### What the task asks
Reproduce every line of the items below word for word, leaving out the pictures.
** start Listed records **
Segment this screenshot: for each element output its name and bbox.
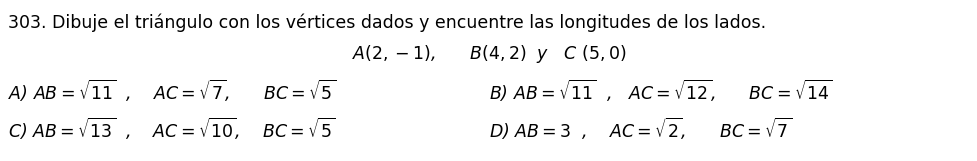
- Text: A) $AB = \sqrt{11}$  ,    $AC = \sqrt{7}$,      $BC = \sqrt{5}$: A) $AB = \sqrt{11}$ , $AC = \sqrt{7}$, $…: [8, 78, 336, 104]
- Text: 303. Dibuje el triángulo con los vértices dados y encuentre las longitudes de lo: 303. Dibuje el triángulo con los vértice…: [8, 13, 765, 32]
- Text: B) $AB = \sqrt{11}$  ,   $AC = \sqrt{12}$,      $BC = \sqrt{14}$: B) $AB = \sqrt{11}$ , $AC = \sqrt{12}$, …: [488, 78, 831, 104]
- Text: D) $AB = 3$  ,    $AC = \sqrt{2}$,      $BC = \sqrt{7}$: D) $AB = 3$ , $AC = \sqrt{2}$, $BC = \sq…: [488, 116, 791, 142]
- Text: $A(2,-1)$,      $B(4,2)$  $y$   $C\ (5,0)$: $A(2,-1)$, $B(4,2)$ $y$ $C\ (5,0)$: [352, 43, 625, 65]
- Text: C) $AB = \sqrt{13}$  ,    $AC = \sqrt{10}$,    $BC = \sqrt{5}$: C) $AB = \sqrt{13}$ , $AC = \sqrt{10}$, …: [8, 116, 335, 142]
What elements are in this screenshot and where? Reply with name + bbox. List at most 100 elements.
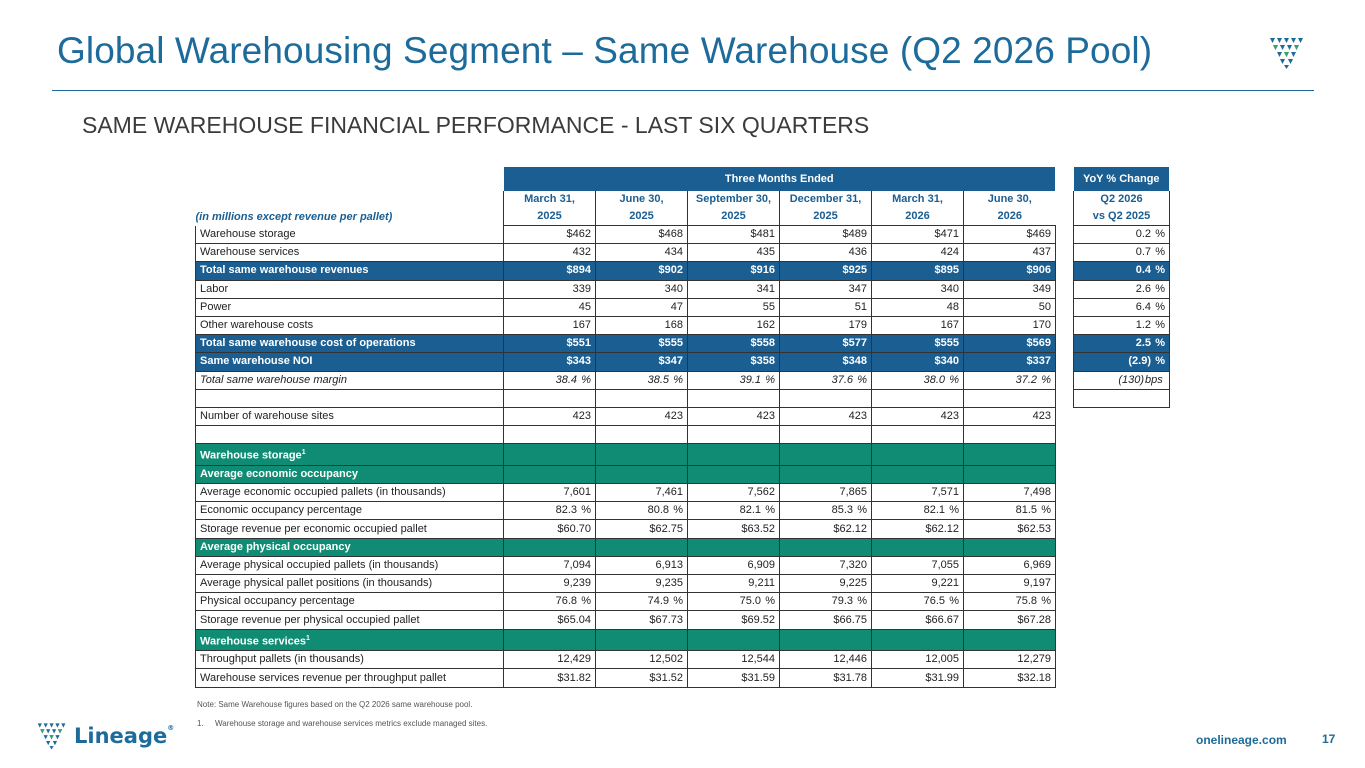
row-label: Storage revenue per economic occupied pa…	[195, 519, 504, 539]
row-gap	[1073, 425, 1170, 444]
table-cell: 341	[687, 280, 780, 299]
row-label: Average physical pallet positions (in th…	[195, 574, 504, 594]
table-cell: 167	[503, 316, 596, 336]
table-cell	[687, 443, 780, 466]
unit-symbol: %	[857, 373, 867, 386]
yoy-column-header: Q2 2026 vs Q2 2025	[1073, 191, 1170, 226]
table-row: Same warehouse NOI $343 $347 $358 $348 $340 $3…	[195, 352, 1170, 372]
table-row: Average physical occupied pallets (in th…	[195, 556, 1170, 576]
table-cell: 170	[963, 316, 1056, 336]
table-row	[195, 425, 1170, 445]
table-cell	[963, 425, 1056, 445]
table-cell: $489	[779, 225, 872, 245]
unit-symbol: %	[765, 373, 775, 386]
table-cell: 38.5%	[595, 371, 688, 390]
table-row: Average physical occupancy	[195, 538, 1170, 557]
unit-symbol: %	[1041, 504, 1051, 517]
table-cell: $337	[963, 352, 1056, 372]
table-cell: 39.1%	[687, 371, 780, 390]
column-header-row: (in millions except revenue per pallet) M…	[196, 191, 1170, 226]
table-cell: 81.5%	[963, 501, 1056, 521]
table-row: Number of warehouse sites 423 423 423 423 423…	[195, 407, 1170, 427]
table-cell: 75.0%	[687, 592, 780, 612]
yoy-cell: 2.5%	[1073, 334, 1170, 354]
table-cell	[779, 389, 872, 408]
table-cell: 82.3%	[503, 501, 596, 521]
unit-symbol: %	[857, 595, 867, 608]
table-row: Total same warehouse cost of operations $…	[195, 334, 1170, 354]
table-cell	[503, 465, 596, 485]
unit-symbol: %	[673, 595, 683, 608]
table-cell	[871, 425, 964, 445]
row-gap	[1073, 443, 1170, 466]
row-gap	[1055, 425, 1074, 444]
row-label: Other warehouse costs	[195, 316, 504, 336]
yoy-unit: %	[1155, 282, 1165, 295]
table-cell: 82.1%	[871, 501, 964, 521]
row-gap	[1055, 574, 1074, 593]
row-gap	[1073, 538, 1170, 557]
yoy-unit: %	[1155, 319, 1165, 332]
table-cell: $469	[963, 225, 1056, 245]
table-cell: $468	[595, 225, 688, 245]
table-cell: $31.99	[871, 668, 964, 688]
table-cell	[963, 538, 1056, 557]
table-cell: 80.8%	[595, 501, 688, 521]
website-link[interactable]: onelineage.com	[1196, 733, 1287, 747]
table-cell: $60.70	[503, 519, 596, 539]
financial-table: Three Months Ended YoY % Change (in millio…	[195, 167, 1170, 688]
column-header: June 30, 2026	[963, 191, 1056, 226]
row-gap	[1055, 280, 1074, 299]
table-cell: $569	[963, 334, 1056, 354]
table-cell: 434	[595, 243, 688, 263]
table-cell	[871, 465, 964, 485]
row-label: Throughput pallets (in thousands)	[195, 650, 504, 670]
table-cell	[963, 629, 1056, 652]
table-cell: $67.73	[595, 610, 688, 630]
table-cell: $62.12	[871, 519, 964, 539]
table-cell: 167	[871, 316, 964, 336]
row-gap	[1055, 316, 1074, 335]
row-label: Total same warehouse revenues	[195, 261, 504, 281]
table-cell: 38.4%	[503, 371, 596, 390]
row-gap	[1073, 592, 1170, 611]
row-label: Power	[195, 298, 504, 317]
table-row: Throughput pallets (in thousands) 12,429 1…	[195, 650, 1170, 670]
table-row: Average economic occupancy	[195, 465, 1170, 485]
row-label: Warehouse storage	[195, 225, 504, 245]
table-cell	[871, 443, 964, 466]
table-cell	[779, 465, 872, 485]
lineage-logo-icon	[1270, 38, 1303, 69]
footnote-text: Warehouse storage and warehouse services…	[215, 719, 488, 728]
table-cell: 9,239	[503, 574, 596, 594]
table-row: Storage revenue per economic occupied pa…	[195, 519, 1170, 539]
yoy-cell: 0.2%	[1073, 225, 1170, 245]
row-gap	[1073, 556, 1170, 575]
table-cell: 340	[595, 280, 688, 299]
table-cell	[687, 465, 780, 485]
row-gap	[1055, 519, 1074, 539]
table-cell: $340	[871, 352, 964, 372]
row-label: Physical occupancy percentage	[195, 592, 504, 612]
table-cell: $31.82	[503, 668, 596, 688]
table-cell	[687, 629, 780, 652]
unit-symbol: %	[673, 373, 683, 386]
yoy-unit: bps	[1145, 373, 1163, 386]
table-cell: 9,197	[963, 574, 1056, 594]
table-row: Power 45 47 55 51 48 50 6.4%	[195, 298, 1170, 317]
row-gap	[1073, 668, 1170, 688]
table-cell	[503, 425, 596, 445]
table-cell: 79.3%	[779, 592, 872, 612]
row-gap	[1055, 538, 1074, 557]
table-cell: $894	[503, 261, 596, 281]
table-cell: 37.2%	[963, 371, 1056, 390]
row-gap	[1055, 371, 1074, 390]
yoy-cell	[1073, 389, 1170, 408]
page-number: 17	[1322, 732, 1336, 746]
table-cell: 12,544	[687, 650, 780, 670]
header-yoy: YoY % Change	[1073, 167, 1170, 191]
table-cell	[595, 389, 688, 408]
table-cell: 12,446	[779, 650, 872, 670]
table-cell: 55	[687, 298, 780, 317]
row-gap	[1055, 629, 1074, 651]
** end Listed records **
### Complete answer
Segment this screenshot: for each element output its name and bbox.
- Text: A) $AB = \sqrt{11}$  ,    $AC = \sqrt{7}$,      $BC = \sqrt{5}$: A) $AB = \sqrt{11}$ , $AC = \sqrt{7}$, $…: [8, 78, 336, 104]
- Text: 303. Dibuje el triángulo con los vértices dados y encuentre las longitudes de lo: 303. Dibuje el triángulo con los vértice…: [8, 13, 765, 32]
- Text: B) $AB = \sqrt{11}$  ,   $AC = \sqrt{12}$,      $BC = \sqrt{14}$: B) $AB = \sqrt{11}$ , $AC = \sqrt{12}$, …: [488, 78, 831, 104]
- Text: D) $AB = 3$  ,    $AC = \sqrt{2}$,      $BC = \sqrt{7}$: D) $AB = 3$ , $AC = \sqrt{2}$, $BC = \sq…: [488, 116, 791, 142]
- Text: $A(2,-1)$,      $B(4,2)$  $y$   $C\ (5,0)$: $A(2,-1)$, $B(4,2)$ $y$ $C\ (5,0)$: [352, 43, 625, 65]
- Text: C) $AB = \sqrt{13}$  ,    $AC = \sqrt{10}$,    $BC = \sqrt{5}$: C) $AB = \sqrt{13}$ , $AC = \sqrt{10}$, …: [8, 116, 335, 142]
What elements are in this screenshot and where? Reply with name + bbox. List at most 100 elements.
row-label: Storage revenue per economic occupied pa…	[195, 519, 504, 539]
row-gap	[1073, 425, 1170, 444]
table-cell: 341	[687, 280, 780, 299]
row-label: Average physical pallet positions (in th…	[195, 574, 504, 594]
table-cell: 167	[503, 316, 596, 336]
table-cell	[687, 443, 780, 466]
unit-symbol: %	[857, 373, 867, 386]
yoy-column-header: Q2 2026 vs Q2 2025	[1073, 191, 1170, 226]
table-row: Same warehouse NOI $343 $347 $358 $348 $340 $3…	[195, 352, 1170, 372]
table-row: Average physical occupied pallets (in th…	[195, 556, 1170, 576]
table-cell: 170	[963, 316, 1056, 336]
table-row	[195, 425, 1170, 445]
table-cell	[963, 425, 1056, 445]
table-cell: $489	[779, 225, 872, 245]
unit-symbol: %	[765, 373, 775, 386]
table-cell: 38.5%	[595, 371, 688, 390]
table-row: Average physical occupancy	[195, 538, 1170, 557]
unit-symbol: %	[1041, 504, 1051, 517]
table-cell: $337	[963, 352, 1056, 372]
table-cell: 39.1%	[687, 371, 780, 390]
column-header-row: (in millions except revenue per pallet) M…	[196, 191, 1170, 226]
table-cell: 81.5%	[963, 501, 1056, 521]
table-row: Number of warehouse sites 423 423 423 423 423…	[195, 407, 1170, 427]
table-cell: 75.0%	[687, 592, 780, 612]
yoy-cell: 2.5%	[1073, 334, 1170, 354]
table-cell	[779, 389, 872, 408]
table-cell: 82.3%	[503, 501, 596, 521]
unit-symbol: %	[857, 595, 867, 608]
table-row: Total same warehouse cost of operations $…	[195, 334, 1170, 354]
table-cell	[503, 465, 596, 485]
unit-symbol: %	[673, 595, 683, 608]
table-cell	[871, 425, 964, 445]
row-gap	[1073, 443, 1170, 466]
row-gap	[1055, 425, 1074, 444]
row-label: Other warehouse costs	[195, 316, 504, 336]
yoy-unit: %	[1155, 282, 1165, 295]
table-cell: 82.1%	[871, 501, 964, 521]
row-gap	[1055, 574, 1074, 593]
row-gap	[1073, 538, 1170, 557]
yoy-unit: %	[1155, 319, 1165, 332]
table-cell: $469	[963, 225, 1056, 245]
table-cell: $468	[595, 225, 688, 245]
table-cell: $31.99	[871, 668, 964, 688]
table-cell	[963, 538, 1056, 557]
table-cell: 80.8%	[595, 501, 688, 521]
website-link[interactable]: onelineage.com	[1196, 733, 1287, 747]
table-cell: $60.70	[503, 519, 596, 539]
financial-table: Three Months Ended YoY % Change (in millio…	[195, 167, 1170, 688]
column-header: June 30, 2026	[963, 191, 1056, 226]
row-gap	[1055, 280, 1074, 299]
table-cell: $569	[963, 334, 1056, 354]
table-cell: 434	[595, 243, 688, 263]
table-cell	[871, 465, 964, 485]
row-label: Throughput pallets (in thousands)	[195, 650, 504, 670]
table-cell	[963, 629, 1056, 652]
table-cell: $67.73	[595, 610, 688, 630]
table-cell: $62.12	[871, 519, 964, 539]
table-cell: 167	[871, 316, 964, 336]
row-gap	[1055, 316, 1074, 335]
row-label: Total same warehouse revenues	[195, 261, 504, 281]
table-cell: 38.4%	[503, 371, 596, 390]
row-gap	[1073, 592, 1170, 611]
row-label: Power	[195, 298, 504, 317]
table-row: Throughput pallets (in thousands) 12,429 1…	[195, 650, 1170, 670]
table-row: Average economic occupancy	[195, 465, 1170, 485]
row-label: Warehouse storage	[195, 225, 504, 245]
table-cell	[871, 443, 964, 466]
table-cell	[779, 465, 872, 485]
lineage-logo-icon	[1270, 38, 1303, 69]
footnote-text: Warehouse storage and warehouse services…	[215, 719, 488, 728]
table-cell: 9,239	[503, 574, 596, 594]
table-row: Storage revenue per economic occupied pa…	[195, 519, 1170, 539]
yoy-cell: 0.2%	[1073, 225, 1170, 245]
row-gap	[1073, 556, 1170, 575]
table-cell: 340	[595, 280, 688, 299]
table-cell	[687, 465, 780, 485]
row-gap	[1055, 519, 1074, 539]
table-cell: $340	[871, 352, 964, 372]
row-label: Physical occupancy percentage	[195, 592, 504, 612]
table-cell: $31.82	[503, 668, 596, 688]
table-cell	[687, 629, 780, 652]
unit-symbol: %	[673, 373, 683, 386]
yoy-unit: bps	[1145, 373, 1163, 386]
table-cell: 9,197	[963, 574, 1056, 594]
table-row: Power 45 47 55 51 48 50 6.4%	[195, 298, 1170, 317]
row-gap	[1073, 668, 1170, 688]
table-cell	[503, 425, 596, 445]
table-cell: 79.3%	[779, 592, 872, 612]
row-gap	[1055, 538, 1074, 557]
table-cell: $894	[503, 261, 596, 281]
table-cell: 37.2%	[963, 371, 1056, 390]
row-gap	[1055, 371, 1074, 390]
yoy-cell	[1073, 389, 1170, 408]
page-number: 17	[1322, 732, 1336, 746]
table-cell: 12,544	[687, 650, 780, 670]
header-yoy: YoY % Change	[1073, 167, 1170, 191]
table-cell	[595, 389, 688, 408]
table-cell: 12,446	[779, 650, 872, 670]
table-cell: 55	[687, 298, 780, 317]
row-gap	[1055, 629, 1074, 651]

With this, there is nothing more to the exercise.